(Your goal) From the listing below, pull out the lines that hold "structured".

** START **

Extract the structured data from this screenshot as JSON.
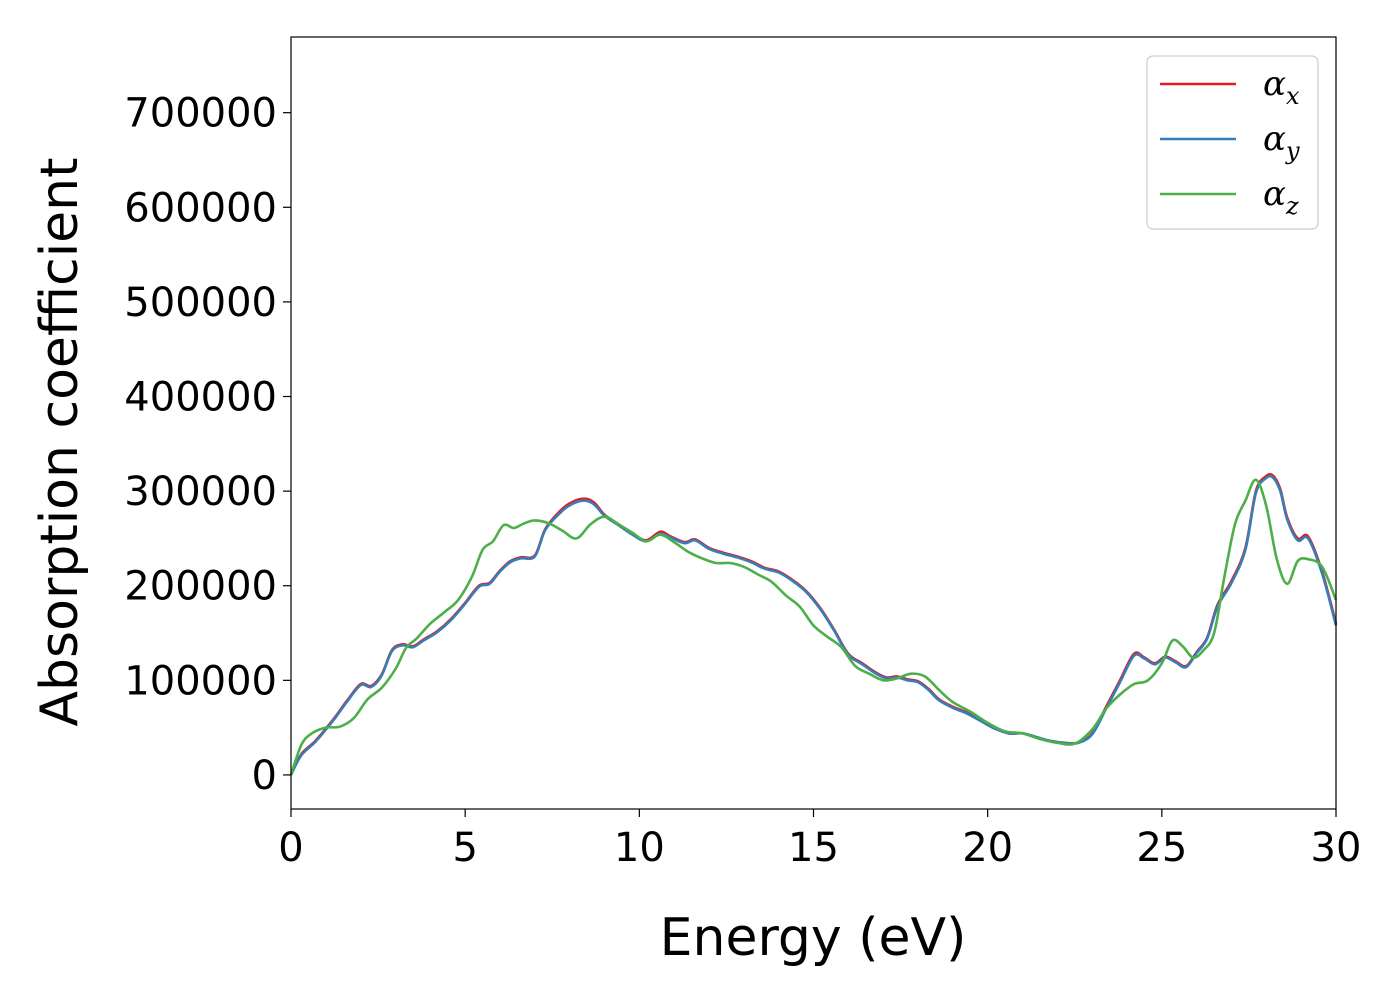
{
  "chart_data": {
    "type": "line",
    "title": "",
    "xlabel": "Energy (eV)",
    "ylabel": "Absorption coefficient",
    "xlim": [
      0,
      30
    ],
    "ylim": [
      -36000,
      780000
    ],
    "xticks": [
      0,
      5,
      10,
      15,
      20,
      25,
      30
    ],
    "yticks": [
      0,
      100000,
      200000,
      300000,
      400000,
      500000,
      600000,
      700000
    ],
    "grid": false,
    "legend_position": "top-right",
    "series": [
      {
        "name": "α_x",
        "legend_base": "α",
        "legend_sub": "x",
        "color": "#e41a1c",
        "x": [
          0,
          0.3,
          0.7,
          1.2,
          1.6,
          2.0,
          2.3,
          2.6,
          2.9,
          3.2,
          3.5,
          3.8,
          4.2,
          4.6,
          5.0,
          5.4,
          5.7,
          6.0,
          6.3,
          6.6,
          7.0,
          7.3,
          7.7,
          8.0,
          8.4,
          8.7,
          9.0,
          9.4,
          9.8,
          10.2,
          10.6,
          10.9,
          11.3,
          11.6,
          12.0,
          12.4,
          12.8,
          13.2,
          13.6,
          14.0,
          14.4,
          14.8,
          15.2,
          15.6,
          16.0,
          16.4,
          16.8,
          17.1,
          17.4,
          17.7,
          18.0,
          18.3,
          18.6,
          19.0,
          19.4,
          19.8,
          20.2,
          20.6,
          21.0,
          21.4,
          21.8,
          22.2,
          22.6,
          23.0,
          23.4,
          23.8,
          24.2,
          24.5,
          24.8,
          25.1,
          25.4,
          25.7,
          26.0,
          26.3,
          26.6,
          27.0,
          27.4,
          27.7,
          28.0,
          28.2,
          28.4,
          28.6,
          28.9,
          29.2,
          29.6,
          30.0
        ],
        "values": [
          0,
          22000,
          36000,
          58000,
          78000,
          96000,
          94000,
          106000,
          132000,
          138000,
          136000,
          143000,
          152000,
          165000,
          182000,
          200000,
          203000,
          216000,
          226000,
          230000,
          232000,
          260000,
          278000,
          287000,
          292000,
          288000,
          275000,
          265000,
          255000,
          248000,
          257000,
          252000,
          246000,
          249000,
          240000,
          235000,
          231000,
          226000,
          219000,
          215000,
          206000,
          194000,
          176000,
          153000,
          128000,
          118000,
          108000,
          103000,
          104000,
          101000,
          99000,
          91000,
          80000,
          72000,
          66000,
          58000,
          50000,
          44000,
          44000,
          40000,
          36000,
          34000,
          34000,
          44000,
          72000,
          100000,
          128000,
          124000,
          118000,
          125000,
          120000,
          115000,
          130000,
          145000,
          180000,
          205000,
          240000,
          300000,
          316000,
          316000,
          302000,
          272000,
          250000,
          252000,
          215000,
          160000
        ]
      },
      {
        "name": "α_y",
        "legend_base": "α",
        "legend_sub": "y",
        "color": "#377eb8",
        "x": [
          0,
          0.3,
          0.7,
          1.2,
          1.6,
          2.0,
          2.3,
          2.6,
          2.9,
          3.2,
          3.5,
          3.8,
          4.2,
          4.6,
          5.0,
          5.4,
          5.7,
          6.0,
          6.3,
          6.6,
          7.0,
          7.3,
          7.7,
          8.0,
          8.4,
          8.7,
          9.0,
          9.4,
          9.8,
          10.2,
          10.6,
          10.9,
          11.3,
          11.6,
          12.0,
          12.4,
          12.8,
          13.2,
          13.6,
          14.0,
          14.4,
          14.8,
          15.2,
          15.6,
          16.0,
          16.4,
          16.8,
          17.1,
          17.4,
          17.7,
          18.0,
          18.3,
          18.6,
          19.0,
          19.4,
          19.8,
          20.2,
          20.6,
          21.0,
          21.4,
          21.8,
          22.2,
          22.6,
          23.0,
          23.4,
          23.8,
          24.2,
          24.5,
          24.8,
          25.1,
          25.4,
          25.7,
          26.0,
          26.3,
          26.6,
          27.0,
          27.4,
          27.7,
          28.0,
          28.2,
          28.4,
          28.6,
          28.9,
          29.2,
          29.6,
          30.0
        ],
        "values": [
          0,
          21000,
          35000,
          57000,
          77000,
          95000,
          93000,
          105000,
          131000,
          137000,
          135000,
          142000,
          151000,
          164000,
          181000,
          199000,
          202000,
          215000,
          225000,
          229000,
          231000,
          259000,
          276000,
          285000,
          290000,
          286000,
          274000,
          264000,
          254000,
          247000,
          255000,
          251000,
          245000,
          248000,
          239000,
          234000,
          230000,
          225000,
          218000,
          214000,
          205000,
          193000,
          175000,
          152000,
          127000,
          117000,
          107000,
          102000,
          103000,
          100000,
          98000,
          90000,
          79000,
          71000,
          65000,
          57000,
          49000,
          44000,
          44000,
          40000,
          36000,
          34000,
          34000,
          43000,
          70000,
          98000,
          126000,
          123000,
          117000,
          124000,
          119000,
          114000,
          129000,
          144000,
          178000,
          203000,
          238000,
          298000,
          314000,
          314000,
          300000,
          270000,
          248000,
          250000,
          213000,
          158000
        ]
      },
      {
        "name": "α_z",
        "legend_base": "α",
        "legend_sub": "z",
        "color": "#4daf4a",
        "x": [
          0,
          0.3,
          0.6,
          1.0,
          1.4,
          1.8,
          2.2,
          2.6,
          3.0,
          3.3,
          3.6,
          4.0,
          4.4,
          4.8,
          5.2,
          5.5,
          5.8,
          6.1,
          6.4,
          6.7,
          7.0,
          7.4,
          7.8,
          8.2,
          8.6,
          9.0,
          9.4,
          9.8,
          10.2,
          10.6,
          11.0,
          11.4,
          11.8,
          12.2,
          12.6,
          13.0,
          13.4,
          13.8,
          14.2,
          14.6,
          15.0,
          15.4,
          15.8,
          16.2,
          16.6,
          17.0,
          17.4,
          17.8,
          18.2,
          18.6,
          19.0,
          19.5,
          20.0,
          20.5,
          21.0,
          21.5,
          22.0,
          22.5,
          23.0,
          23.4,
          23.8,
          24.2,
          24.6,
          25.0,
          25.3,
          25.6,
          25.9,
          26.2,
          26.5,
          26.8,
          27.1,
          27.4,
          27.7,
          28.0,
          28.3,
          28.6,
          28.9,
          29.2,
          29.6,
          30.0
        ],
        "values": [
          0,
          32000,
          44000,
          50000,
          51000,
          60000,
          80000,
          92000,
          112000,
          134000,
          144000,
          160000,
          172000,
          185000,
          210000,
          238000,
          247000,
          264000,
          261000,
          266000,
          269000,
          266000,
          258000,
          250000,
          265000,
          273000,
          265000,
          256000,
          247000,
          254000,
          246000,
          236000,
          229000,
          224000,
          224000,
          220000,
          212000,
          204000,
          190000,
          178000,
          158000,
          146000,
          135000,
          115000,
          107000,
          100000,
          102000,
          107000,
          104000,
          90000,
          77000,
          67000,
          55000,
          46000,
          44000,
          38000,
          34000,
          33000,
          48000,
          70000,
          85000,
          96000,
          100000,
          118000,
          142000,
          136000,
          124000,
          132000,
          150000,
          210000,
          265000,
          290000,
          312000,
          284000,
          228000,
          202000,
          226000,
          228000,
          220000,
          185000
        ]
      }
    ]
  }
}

** END **
** START **

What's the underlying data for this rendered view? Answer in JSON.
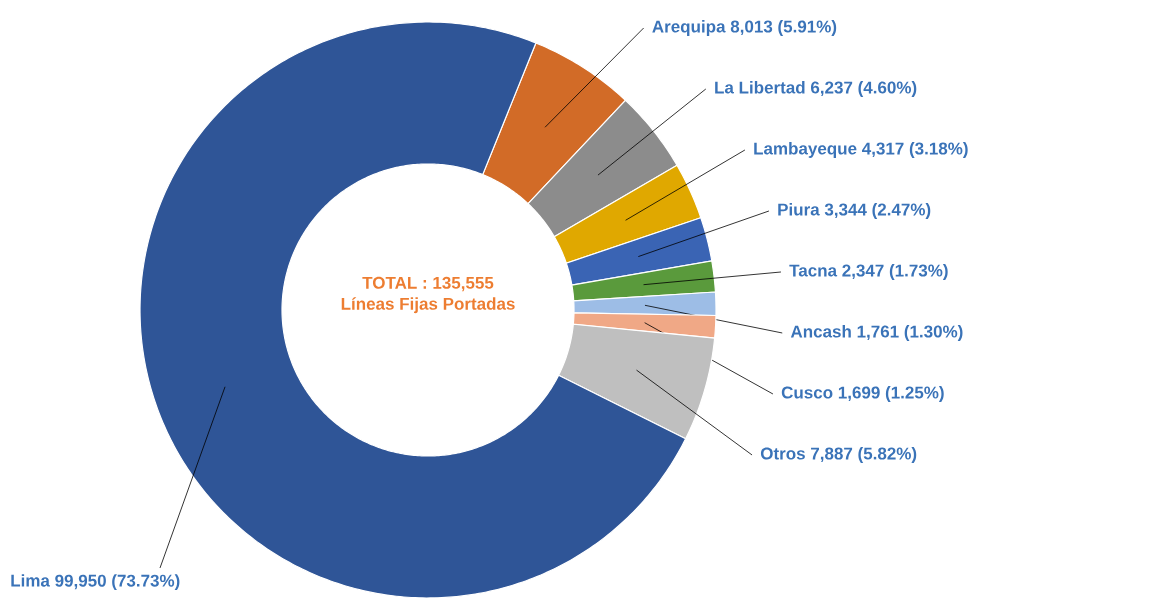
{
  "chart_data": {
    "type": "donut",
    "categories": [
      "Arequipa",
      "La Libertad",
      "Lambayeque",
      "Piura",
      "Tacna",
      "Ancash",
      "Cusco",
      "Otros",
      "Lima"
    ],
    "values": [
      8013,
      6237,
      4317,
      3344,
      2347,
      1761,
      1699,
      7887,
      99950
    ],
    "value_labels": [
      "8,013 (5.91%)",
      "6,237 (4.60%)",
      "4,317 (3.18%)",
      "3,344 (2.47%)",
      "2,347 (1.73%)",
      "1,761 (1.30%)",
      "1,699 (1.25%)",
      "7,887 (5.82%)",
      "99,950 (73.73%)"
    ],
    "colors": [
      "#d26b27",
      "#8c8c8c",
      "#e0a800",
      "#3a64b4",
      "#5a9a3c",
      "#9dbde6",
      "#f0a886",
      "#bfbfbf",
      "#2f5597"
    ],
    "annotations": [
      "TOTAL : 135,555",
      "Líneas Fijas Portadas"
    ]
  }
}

** END **
** START **

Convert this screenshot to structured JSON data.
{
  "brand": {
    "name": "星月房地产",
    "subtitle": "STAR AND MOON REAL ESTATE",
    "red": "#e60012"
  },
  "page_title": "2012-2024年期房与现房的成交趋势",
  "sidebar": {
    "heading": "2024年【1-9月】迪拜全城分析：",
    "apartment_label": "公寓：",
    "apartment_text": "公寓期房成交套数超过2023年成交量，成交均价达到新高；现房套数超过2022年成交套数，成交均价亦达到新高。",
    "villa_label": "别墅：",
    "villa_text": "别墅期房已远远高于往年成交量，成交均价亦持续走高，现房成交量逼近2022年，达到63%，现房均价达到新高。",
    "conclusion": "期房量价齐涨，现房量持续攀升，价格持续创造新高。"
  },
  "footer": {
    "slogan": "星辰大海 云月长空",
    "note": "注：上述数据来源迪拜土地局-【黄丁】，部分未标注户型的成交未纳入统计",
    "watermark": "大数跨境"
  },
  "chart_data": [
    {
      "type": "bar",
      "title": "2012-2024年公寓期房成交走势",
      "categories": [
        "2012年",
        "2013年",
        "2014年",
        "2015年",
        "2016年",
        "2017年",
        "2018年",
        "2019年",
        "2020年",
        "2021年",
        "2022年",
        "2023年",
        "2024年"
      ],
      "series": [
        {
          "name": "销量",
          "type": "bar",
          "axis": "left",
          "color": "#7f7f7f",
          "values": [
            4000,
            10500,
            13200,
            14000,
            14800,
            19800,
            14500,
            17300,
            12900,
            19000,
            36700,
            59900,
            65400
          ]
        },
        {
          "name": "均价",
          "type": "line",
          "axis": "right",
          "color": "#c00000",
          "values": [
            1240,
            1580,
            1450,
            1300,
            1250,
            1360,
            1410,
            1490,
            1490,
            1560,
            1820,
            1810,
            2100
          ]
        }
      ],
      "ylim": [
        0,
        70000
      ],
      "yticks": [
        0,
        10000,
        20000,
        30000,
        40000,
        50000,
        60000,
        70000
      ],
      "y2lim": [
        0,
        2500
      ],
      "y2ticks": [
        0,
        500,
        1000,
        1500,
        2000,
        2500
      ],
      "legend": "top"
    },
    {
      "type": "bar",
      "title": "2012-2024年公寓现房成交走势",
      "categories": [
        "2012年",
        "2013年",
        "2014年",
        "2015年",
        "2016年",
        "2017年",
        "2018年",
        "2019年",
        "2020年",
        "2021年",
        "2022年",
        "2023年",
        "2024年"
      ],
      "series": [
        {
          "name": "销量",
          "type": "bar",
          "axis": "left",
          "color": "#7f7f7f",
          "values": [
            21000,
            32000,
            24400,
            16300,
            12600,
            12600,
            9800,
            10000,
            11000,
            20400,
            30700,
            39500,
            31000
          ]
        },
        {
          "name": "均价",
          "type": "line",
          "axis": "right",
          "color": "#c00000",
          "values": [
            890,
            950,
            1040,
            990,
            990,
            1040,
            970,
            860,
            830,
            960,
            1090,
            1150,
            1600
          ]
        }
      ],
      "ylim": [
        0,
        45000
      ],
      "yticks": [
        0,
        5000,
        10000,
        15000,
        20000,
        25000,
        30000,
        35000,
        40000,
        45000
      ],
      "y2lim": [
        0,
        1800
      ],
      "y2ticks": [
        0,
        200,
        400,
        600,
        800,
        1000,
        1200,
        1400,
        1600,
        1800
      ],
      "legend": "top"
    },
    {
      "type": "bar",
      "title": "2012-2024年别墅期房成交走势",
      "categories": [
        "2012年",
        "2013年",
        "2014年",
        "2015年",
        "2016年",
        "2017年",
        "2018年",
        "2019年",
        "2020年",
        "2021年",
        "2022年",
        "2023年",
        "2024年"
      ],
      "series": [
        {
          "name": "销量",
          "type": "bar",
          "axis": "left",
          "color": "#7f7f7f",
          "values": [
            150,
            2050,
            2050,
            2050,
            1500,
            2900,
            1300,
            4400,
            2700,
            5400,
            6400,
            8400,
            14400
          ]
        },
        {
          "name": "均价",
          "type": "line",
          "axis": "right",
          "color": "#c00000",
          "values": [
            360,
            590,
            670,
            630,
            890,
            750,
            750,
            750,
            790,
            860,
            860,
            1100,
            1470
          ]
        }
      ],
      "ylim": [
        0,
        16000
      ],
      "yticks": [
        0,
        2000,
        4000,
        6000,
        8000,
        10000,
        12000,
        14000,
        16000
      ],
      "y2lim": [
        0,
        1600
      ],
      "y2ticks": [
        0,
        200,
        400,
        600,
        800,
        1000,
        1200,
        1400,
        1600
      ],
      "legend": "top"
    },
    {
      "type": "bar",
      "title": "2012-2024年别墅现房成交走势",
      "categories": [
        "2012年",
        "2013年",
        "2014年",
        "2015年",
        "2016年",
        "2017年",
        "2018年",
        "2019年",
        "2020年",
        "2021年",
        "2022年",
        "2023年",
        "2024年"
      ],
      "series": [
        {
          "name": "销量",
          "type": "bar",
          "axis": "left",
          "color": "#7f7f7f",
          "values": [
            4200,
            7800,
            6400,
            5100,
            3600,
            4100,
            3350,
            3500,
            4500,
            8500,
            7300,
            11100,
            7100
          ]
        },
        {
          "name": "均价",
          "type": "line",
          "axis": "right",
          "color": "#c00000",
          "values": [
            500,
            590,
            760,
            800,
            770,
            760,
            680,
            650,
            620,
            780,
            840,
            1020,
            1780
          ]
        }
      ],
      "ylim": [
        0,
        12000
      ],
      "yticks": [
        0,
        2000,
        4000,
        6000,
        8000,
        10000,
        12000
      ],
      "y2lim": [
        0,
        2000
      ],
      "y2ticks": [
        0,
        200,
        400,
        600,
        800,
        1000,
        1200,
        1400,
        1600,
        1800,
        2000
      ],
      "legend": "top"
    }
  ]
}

** END **

(Finished task)
Extract the structured data from this screenshot as JSON.
Convert this screenshot to structured JSON data.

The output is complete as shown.